WORKING DATA:
---*---
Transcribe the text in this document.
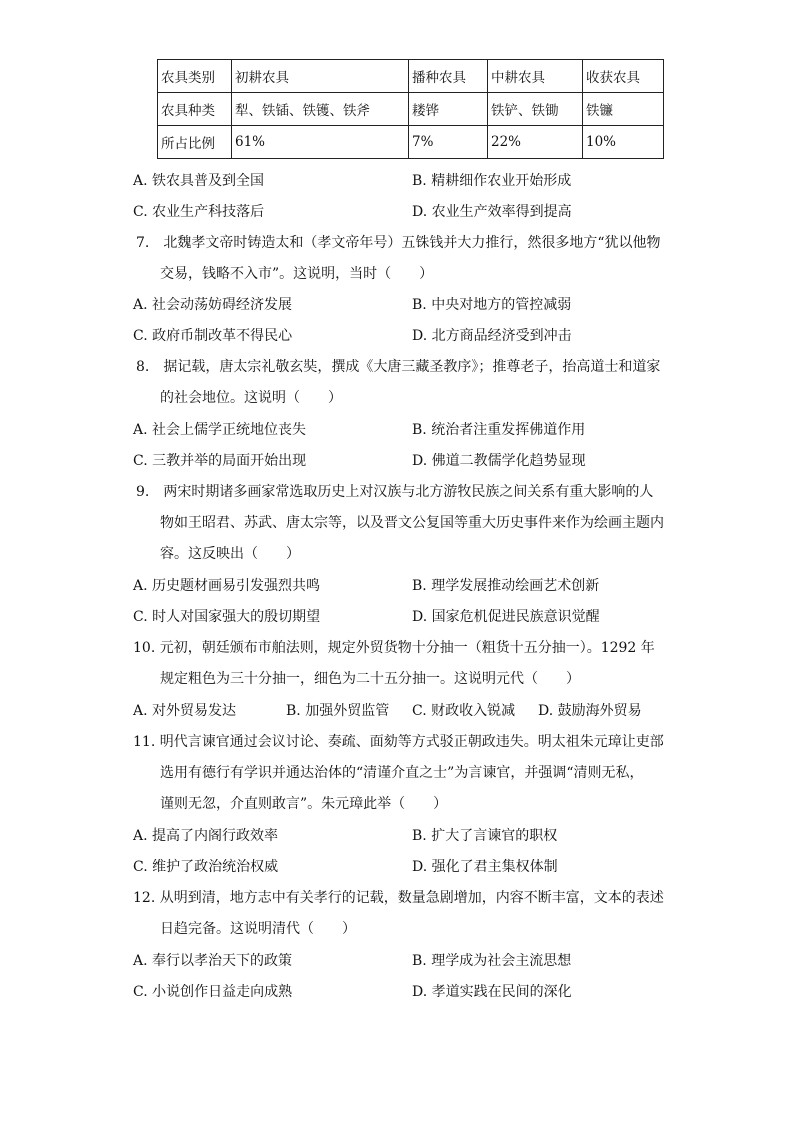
农具类别	初耕农具	播种农具	中耕农具	收获农具
农具种类	犁、铁锸、铁镬、铁斧	耧铧	铁铲、铁锄	铁镰
所占比例	61%	7%	22%	10%
A. 铁农具普及到全国	B. 精耕细作农业开始形成
C. 农业生产科技落后	D. 农业生产效率得到提高
7.　北魏孝文帝时铸造太和（孝文帝年号）五铢钱并大力推行，然很多地方“犹以他物
交易，钱略不入市”。这说明，当时（　　）
A. 社会动荡妨碍经济发展	B. 中央对地方的管控减弱
C. 政府币制改革不得民心	D. 北方商品经济受到冲击
8.　据记载，唐太宗礼敬玄奘，撰成《大唐三藏圣教序》；推尊老子，抬高道士和道家
的社会地位。这说明（　　）
A. 社会上儒学正统地位丧失	B. 统治者注重发挥佛道作用
C. 三教并举的局面开始出现	D. 佛道二教儒学化趋势显现
9.　两宋时期诸多画家常选取历史上对汉族与北方游牧民族之间关系有重大影响的人
物如王昭君、苏武、唐太宗等，以及晋文公复国等重大历史事件来作为绘画主题内
容。这反映出（　　）
A. 历史题材画易引发强烈共鸣	B. 理学发展推动绘画艺术创新
C. 时人对国家强大的殷切期望	D. 国家危机促进民族意识觉醒
10. 元初，朝廷颁布市舶法则，规定外贸货物十分抽一（粗货十五分抽一）。1292 年
规定粗色为三十分抽一，细色为二十五分抽一。这说明元代（　　）
A. 对外贸易发达	B. 加强外贸监管 C. 财政收入锐减 D. 鼓励海外贸易
11. 明代言谏官通过会议讨论、奏疏、面劾等方式驳正朝政违失。明太祖朱元璋让吏部
选用有德行有学识并通达治体的“清谨介直之士”为言谏官，并强调“清则无私，
谨则无忽，介直则敢言”。朱元璋此举（　　）
A. 提高了内阁行政效率	B. 扩大了言谏官的职权
C. 维护了政治统治权威	D. 强化了君主集权体制
12. 从明到清，地方志中有关孝行的记载，数量急剧增加，内容不断丰富，文本的表述
日趋完备。这说明清代（　　）
A. 奉行以孝治天下的政策	B. 理学成为社会主流思想
C. 小说创作日益走向成熟	D. 孝道实践在民间的深化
---*---
WHAT IS ASKED: Make an exact copy of the records shown above, without the pictures.

ANSWER TO THIS TASK:
Transcribe the text in this document.
农具类别	初耕农具	播种农具	中耕农具	收获农具
农具种类	犁、铁锸、铁镬、铁斧	耧铧	铁铲、铁锄	铁镰
所占比例	61%	7%	22%	10%
A. 铁农具普及到全国	B. 精耕细作农业开始形成
C. 农业生产科技落后	D. 农业生产效率得到提高
7.　北魏孝文帝时铸造太和（孝文帝年号）五铢钱并大力推行，然很多地方“犹以他物
交易，钱略不入市”。这说明，当时（　　）
A. 社会动荡妨碍经济发展	B. 中央对地方的管控减弱
C. 政府币制改革不得民心	D. 北方商品经济受到冲击
8.　据记载，唐太宗礼敬玄奘，撰成《大唐三藏圣教序》；推尊老子，抬高道士和道家
的社会地位。这说明（　　）
A. 社会上儒学正统地位丧失	B. 统治者注重发挥佛道作用
C. 三教并举的局面开始出现	D. 佛道二教儒学化趋势显现
9.　两宋时期诸多画家常选取历史上对汉族与北方游牧民族之间关系有重大影响的人
物如王昭君、苏武、唐太宗等，以及晋文公复国等重大历史事件来作为绘画主题内
容。这反映出（　　）
A. 历史题材画易引发强烈共鸣	B. 理学发展推动绘画艺术创新
C. 时人对国家强大的殷切期望	D. 国家危机促进民族意识觉醒
10. 元初，朝廷颁布市舶法则，规定外贸货物十分抽一（粗货十五分抽一）。1292 年
规定粗色为三十分抽一，细色为二十五分抽一。这说明元代（　　）
A. 对外贸易发达	B. 加强外贸监管 C. 财政收入锐减 D. 鼓励海外贸易
11. 明代言谏官通过会议讨论、奏疏、面劾等方式驳正朝政违失。明太祖朱元璋让吏部
选用有德行有学识并通达治体的“清谨介直之士”为言谏官，并强调“清则无私，
谨则无忽，介直则敢言”。朱元璋此举（　　）
A. 提高了内阁行政效率	B. 扩大了言谏官的职权
C. 维护了政治统治权威	D. 强化了君主集权体制
12. 从明到清，地方志中有关孝行的记载，数量急剧增加，内容不断丰富，文本的表述
日趋完备。这说明清代（　　）
A. 奉行以孝治天下的政策	B. 理学成为社会主流思想
C. 小说创作日益走向成熟	D. 孝道实践在民间的深化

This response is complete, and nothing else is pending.